— Begin Supplied data —

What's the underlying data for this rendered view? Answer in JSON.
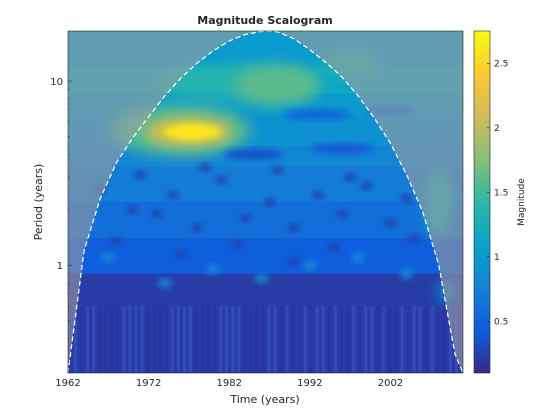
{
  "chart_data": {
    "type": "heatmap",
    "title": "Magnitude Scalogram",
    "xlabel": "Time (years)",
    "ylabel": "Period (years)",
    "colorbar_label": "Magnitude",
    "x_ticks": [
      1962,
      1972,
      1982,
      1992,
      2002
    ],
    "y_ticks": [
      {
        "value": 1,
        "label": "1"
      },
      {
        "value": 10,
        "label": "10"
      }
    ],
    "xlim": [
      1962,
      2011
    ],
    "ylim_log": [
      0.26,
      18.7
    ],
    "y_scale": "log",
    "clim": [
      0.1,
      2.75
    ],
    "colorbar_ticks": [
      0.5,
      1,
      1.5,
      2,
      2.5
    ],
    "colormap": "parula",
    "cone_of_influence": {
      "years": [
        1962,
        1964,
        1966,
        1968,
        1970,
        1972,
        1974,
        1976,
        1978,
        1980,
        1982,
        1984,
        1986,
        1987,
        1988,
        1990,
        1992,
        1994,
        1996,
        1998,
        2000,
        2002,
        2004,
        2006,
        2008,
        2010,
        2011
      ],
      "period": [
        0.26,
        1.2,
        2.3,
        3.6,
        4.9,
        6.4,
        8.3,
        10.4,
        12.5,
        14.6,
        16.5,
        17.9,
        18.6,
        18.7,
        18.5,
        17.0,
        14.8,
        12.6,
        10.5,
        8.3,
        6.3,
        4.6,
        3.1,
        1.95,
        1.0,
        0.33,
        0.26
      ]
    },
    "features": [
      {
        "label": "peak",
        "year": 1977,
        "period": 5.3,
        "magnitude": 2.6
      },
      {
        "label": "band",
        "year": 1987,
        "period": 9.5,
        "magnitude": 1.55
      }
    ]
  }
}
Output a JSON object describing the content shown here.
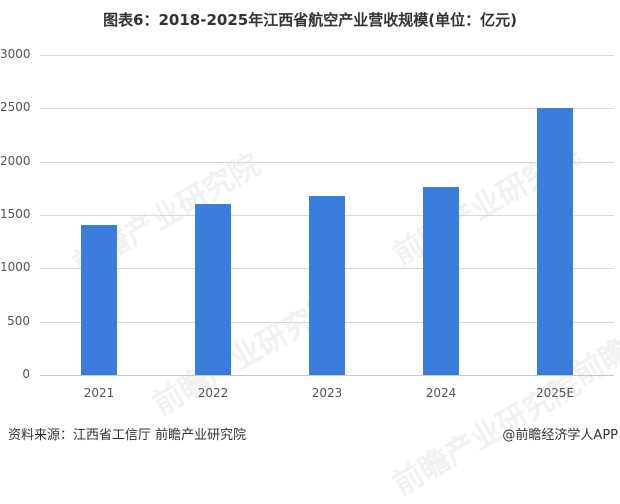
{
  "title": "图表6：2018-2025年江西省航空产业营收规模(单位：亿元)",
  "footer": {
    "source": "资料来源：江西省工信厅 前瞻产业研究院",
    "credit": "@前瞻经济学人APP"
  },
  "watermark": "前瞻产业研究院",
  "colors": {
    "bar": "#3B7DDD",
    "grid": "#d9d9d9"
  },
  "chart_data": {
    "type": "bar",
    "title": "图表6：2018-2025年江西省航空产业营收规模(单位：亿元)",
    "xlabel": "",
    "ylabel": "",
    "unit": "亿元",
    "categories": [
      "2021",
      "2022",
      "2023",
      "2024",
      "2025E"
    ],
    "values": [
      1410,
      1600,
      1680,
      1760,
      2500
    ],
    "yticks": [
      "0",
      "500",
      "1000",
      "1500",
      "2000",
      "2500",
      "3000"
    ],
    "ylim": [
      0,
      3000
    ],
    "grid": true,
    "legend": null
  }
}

— End Supplied data —

| Stated problem |
Of the lines in the material, how many include "JSON"? Respond with the number alone.

| Full response |
2